■ Passage shown ■
[Start of section]

I would say that the overall experience seems fine, except that I don’t really have anything to compare it to. With that said, imagine this as your life. You wake up at 4:00 p.m., make coffee, and go to work. Once you get off at 4:00 a.m., you go home and do what? Play video games? Watch movies? You don’t call anyone, because most of the people you interact with won’t wake up for another 4 hours. But you do work with people who have a similar experience, so you make friends with some of those people. So now you have someone to hang out with, who you will also see at work on a daily basis. But your potential friend pool is severely limited as a result.

Okay so that is the normal day, but what about special occasions, such as holidays that are spent with the family. The problem with those is, well imagine (if you are part of the 85% who work a daytime schedule) that your entire family only ever wants to do something at 2:00 a.m., so you go there, but are extremely tired the entire time. In fact, a lot of the times you end up going there just to take a nap on the couch, which really doesn’t feel like spending time with them.

[End of section]

■ Data listing ■

[Start of section]

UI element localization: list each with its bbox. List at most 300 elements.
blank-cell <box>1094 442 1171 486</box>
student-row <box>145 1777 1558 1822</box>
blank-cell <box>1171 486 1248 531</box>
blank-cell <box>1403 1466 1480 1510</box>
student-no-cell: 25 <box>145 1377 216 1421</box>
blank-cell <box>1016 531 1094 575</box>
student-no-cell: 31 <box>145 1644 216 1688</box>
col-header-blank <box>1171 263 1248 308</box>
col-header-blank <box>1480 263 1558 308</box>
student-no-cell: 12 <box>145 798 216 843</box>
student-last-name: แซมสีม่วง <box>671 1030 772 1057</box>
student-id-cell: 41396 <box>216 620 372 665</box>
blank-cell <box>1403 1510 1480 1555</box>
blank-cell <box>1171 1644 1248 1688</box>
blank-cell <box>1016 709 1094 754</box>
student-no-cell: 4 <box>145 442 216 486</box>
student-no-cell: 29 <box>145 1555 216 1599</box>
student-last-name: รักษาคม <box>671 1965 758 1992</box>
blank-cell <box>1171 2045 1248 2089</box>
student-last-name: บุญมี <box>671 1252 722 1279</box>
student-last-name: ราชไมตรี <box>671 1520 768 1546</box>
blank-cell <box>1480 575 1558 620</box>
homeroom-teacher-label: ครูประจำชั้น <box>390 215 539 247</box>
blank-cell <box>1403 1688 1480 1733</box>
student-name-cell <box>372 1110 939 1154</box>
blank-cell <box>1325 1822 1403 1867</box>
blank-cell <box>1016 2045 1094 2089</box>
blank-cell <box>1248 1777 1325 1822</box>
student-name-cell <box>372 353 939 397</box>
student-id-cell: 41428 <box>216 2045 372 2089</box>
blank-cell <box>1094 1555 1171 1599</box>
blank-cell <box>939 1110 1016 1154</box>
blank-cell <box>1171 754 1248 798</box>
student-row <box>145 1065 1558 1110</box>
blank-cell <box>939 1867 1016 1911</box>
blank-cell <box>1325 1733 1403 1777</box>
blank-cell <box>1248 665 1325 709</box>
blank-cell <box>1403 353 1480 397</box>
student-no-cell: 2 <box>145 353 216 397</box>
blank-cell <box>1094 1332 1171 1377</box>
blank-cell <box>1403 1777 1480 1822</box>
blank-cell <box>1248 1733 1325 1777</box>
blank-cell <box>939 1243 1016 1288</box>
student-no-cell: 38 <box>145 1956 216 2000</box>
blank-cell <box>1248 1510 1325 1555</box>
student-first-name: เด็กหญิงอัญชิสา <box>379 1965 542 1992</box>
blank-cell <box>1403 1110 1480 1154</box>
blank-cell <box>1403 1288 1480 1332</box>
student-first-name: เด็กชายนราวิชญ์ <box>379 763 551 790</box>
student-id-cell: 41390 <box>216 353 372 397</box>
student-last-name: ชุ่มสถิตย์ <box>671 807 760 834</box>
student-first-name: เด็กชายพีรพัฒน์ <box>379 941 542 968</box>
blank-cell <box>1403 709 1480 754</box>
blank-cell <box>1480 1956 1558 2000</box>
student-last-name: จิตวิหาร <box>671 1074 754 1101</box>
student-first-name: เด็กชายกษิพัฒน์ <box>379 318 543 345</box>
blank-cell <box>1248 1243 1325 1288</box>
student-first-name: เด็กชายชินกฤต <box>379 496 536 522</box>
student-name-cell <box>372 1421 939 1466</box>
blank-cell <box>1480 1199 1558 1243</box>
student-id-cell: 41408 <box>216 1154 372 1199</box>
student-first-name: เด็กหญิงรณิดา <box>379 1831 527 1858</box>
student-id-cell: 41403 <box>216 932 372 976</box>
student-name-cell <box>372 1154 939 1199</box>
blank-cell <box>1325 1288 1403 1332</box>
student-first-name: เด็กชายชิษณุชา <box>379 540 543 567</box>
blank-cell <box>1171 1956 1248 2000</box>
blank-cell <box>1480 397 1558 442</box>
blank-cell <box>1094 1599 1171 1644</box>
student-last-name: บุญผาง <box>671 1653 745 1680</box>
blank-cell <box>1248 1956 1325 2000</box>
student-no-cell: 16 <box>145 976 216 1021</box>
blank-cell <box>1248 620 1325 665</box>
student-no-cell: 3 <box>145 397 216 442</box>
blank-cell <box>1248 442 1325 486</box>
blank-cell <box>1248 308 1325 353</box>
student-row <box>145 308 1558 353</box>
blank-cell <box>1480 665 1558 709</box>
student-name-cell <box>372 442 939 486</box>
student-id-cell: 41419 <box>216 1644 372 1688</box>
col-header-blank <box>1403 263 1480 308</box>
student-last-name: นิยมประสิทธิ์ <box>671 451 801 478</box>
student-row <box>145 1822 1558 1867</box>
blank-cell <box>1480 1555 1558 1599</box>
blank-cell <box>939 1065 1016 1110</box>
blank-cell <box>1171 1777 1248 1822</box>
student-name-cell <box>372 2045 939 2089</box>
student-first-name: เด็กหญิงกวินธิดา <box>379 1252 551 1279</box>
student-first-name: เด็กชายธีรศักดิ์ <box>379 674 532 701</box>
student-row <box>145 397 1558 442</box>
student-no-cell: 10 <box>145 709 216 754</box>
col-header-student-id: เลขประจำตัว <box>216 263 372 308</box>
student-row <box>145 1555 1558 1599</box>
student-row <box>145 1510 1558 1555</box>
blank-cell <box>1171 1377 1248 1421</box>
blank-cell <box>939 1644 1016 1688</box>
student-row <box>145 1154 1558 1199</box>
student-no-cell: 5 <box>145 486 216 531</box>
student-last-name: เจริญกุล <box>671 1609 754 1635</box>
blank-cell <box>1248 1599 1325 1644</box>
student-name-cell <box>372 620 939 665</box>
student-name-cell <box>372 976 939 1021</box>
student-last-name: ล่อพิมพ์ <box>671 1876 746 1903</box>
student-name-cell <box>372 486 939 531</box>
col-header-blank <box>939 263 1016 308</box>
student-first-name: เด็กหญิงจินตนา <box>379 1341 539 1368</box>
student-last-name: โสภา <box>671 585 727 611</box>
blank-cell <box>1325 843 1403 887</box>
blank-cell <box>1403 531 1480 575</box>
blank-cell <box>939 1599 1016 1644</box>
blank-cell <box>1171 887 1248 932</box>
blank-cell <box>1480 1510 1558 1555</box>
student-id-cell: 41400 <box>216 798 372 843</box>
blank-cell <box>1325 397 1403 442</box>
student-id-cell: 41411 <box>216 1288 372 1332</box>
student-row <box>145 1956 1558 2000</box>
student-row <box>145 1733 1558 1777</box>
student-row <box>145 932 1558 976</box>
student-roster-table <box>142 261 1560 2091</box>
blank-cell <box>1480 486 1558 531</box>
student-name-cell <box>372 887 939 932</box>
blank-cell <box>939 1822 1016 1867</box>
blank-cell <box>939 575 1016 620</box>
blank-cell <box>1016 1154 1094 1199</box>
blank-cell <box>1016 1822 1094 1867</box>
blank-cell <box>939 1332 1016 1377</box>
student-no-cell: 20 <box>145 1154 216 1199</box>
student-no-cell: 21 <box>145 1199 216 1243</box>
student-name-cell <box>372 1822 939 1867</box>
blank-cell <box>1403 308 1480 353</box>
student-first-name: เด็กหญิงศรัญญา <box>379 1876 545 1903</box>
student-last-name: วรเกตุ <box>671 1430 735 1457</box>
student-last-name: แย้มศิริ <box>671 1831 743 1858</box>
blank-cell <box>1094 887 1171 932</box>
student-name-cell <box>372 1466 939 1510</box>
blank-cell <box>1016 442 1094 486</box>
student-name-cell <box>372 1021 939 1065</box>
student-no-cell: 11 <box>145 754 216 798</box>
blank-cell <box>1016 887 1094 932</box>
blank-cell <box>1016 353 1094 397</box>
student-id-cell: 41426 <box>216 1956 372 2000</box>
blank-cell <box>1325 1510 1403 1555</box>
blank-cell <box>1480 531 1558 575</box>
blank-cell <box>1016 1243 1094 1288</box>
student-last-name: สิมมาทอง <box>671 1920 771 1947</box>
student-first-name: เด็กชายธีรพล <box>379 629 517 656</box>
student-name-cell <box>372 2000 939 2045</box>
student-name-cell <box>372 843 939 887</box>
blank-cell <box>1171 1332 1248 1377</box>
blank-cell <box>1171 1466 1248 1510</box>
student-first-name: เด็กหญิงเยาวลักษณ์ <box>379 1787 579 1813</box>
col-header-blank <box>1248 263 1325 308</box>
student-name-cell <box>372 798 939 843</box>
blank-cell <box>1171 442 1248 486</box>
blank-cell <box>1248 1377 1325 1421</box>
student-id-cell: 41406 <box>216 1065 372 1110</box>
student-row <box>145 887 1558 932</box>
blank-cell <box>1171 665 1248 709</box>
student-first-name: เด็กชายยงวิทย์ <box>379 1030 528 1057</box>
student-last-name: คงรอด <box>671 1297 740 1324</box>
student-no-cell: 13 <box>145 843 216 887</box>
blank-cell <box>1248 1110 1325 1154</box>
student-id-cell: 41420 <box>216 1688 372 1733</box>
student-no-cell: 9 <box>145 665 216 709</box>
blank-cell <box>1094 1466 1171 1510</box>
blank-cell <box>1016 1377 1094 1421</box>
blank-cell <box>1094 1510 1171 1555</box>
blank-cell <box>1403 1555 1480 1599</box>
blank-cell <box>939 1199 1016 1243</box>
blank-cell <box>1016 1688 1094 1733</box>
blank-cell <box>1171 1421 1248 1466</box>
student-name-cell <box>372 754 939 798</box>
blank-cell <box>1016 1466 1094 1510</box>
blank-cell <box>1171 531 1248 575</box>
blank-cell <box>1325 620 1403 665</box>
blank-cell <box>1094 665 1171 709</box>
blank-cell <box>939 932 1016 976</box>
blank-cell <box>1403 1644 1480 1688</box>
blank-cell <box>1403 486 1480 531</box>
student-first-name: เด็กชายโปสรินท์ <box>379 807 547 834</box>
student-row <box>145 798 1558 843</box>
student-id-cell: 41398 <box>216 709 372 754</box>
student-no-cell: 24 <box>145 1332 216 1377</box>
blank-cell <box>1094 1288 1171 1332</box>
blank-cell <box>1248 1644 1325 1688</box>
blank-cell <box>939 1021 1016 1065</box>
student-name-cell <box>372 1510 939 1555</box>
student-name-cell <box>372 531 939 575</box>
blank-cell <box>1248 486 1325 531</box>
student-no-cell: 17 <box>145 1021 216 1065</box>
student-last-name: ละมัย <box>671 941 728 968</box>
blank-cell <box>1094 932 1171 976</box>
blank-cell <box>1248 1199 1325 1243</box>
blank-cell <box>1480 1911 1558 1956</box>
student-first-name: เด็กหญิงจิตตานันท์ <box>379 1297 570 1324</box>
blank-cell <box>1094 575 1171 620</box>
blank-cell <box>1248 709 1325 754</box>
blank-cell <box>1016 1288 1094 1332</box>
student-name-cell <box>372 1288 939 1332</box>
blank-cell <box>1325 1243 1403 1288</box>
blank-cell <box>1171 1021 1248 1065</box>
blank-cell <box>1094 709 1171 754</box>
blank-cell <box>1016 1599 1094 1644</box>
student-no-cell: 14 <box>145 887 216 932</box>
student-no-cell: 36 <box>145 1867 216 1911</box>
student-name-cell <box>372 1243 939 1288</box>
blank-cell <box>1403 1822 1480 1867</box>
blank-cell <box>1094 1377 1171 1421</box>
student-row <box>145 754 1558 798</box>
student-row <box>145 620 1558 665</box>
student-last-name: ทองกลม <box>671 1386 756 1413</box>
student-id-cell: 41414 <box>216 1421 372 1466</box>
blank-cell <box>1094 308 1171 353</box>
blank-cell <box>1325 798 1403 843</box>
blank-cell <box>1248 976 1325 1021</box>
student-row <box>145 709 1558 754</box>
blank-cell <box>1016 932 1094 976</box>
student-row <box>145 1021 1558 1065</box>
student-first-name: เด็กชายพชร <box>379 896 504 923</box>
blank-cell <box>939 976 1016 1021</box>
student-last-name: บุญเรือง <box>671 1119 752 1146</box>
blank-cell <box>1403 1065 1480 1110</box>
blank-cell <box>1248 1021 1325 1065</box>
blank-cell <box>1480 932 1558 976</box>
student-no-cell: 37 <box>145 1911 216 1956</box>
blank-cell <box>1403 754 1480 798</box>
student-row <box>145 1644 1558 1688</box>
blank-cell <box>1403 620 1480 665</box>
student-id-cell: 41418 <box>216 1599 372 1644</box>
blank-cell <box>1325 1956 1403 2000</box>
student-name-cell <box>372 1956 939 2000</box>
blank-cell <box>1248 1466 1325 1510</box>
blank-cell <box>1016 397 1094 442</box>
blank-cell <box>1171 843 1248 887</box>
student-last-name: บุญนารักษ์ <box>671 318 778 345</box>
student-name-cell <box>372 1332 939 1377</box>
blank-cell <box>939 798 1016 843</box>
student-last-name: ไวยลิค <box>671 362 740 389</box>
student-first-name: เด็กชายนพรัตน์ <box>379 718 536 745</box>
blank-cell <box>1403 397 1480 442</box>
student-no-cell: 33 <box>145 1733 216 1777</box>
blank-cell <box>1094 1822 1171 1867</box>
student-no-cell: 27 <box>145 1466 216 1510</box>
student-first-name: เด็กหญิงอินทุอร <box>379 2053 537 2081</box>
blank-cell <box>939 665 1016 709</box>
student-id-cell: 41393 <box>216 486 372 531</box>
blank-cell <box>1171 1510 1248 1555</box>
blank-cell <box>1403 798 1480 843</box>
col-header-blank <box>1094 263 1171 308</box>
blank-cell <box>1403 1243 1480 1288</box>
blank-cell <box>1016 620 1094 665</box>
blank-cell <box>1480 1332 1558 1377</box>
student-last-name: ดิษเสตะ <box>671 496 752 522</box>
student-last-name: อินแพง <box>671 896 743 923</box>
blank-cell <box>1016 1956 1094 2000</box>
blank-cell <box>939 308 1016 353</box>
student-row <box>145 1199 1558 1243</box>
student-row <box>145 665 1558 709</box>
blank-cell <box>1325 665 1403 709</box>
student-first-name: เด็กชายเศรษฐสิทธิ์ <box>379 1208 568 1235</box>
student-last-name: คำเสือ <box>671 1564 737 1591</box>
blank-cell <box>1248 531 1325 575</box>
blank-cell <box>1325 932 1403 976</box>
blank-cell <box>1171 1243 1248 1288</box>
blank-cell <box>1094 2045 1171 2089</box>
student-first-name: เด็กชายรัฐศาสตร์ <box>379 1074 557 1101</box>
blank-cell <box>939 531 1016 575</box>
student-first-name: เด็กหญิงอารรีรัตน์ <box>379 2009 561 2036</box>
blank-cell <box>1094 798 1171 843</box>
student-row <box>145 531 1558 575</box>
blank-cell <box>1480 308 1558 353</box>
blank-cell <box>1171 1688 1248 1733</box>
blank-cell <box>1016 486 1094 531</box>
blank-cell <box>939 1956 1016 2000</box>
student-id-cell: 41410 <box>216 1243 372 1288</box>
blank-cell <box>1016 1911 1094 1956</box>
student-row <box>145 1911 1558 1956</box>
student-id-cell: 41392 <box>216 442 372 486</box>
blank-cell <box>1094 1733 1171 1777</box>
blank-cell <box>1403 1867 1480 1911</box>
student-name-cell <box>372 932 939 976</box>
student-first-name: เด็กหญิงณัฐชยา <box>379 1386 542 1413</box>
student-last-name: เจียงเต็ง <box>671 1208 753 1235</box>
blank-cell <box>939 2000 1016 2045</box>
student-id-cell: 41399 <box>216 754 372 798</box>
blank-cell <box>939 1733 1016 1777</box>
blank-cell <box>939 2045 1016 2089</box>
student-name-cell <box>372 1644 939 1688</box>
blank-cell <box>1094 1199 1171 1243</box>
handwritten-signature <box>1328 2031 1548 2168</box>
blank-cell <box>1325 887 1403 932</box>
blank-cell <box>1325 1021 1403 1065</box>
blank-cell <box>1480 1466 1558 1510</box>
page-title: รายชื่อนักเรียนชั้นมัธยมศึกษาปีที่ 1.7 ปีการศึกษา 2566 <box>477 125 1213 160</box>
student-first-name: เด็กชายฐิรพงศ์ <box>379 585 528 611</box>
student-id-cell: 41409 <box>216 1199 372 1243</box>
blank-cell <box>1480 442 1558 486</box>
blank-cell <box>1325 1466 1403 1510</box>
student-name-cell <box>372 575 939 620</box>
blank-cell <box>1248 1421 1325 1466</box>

[End of section]

■ What to do ■
Resume the passage on night-shift life, picking up right after its last sentence. The items come from a different source than the passage on night-shift life.

■ Task answer ■
A Society That Forgets You

One of the hardest parts of night work is the constant reminder that the world doesn’t run on your time. You can’t just go out and run errands “after work,” because it’s 5 a.m. and everything is closed. Since COVID, this has only gotten worse—24-hour places like Walmart no longer stay open, cutting off even the few conveniences that used to exist. Society is designed for daytime people, and the rest of us are left to adjust, or go without.

Health, Identity, and Isolation

Physically, it’s hard to say how this has affected me. I don’t know what it’s like to live any other way. I’m not often tired—unless I try to live like a day person for a while, which I now try to avoid completely. Mentally, I am withdrawn and introspective, but I don’t know that it’s due to night shifts. I’ve always been this way. My hobbies—Linux, programming, computer hardware—are solitary and technical by nature, so I suspect I’d still be this person, just more available to hang out on a Saturday afternoon.

What I Miss

You can’t really miss what you don’t know you’re missing—but you can wonder. I wonder what it’s like to be an adult at a festival, or to wake up to sunlight and plans. I wonder what it’s like to say yes to random invites, or spend a lazy Sunday with friends who aren’t exhausted or at work. Maybe those things would’ve never mattered to me. Or maybe they would’ve changed me.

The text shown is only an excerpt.